AIM OF THE EXERCISE ▸
Set down all of the data exactly as it appears.

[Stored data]
........

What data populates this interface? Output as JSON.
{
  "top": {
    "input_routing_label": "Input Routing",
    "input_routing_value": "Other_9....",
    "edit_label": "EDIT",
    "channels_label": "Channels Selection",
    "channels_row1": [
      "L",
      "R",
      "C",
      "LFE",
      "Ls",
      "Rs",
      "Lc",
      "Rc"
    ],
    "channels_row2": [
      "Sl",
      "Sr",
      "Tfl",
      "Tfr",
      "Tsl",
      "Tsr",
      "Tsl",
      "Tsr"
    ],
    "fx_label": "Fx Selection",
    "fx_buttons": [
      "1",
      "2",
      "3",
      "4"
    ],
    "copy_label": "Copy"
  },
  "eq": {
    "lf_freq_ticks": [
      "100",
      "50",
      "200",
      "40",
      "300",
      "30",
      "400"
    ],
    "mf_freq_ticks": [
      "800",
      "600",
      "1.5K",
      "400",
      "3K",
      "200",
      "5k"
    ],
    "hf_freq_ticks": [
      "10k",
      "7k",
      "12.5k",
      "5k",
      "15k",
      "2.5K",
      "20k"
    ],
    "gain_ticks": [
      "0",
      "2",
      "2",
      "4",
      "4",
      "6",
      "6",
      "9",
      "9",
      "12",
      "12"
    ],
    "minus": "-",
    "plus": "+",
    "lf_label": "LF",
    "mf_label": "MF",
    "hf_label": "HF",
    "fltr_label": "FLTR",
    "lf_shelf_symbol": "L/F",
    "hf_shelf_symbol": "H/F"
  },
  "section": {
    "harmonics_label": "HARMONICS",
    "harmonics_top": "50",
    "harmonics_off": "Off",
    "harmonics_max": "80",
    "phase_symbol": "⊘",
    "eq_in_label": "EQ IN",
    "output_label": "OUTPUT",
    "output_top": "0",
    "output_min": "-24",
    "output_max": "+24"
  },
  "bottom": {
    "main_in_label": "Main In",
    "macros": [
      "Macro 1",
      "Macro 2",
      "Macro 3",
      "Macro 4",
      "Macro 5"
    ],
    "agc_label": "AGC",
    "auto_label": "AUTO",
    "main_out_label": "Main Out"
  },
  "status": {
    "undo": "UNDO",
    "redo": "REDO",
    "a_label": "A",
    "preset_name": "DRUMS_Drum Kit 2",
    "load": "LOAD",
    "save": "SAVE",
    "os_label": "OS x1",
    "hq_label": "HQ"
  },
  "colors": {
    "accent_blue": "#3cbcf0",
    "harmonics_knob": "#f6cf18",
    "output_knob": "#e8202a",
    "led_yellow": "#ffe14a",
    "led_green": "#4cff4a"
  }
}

........

ANSWER TO THIS EXERCISE ▸
What data populates this interface? Output as JSON.
{
  "top": {
    "input_routing_label": "Input Routing",
    "input_routing_value": "Other_9....",
    "edit_label": "EDIT",
    "channels_label": "Channels Selection",
    "channels_row1": [
      "L",
      "R",
      "C",
      "LFE",
      "Ls",
      "Rs",
      "Lc",
      "Rc"
    ],
    "channels_row2": [
      "Sl",
      "Sr",
      "Tfl",
      "Tfr",
      "Tsl",
      "Tsr",
      "Tsl",
      "Tsr"
    ],
    "fx_label": "Fx Selection",
    "fx_buttons": [
      "1",
      "2",
      "3",
      "4"
    ],
    "copy_label": "Copy"
  },
  "eq": {
    "lf_freq_ticks": [
      "100",
      "50",
      "200",
      "40",
      "300",
      "30",
      "400"
    ],
    "mf_freq_ticks": [
      "800",
      "600",
      "1.5K",
      "400",
      "3K",
      "200",
      "5k"
    ],
    "hf_freq_ticks": [
      "10k",
      "7k",
      "12.5k",
      "5k",
      "15k",
      "2.5K",
      "20k"
    ],
    "gain_ticks": [
      "0",
      "2",
      "2",
      "4",
      "4",
      "6",
      "6",
      "9",
      "9",
      "12",
      "12"
    ],
    "minus": "-",
    "plus": "+",
    "lf_label": "LF",
    "mf_label": "MF",
    "hf_label": "HF",
    "fltr_label": "FLTR",
    "lf_shelf_symbol": "L/F",
    "hf_shelf_symbol": "H/F"
  },
  "section": {
    "harmonics_label": "HARMONICS",
    "harmonics_top": "50",
    "harmonics_off": "Off",
    "harmonics_max": "80",
    "phase_symbol": "⊘",
    "eq_in_label": "EQ IN",
    "output_label": "OUTPUT",
    "output_top": "0",
    "output_min": "-24",
    "output_max": "+24"
  },
  "bottom": {
    "main_in_label": "Main In",
    "macros": [
      "Macro 1",
      "Macro 2",
      "Macro 3",
      "Macro 4",
      "Macro 5"
    ],
    "agc_label": "AGC",
    "auto_label": "AUTO",
    "main_out_label": "Main Out"
  },
  "status": {
    "undo": "UNDO",
    "redo": "REDO",
    "a_label": "A",
    "preset_name": "DRUMS_Drum Kit 2",
    "load": "LOAD",
    "save": "SAVE",
    "os_label": "OS x1",
    "hq_label": "HQ"
  },
  "colors": {
    "accent_blue": "#3cbcf0",
    "harmonics_knob": "#f6cf18",
    "output_knob": "#e8202a",
    "led_yellow": "#ffe14a",
    "led_green": "#4cff4a"
  }
}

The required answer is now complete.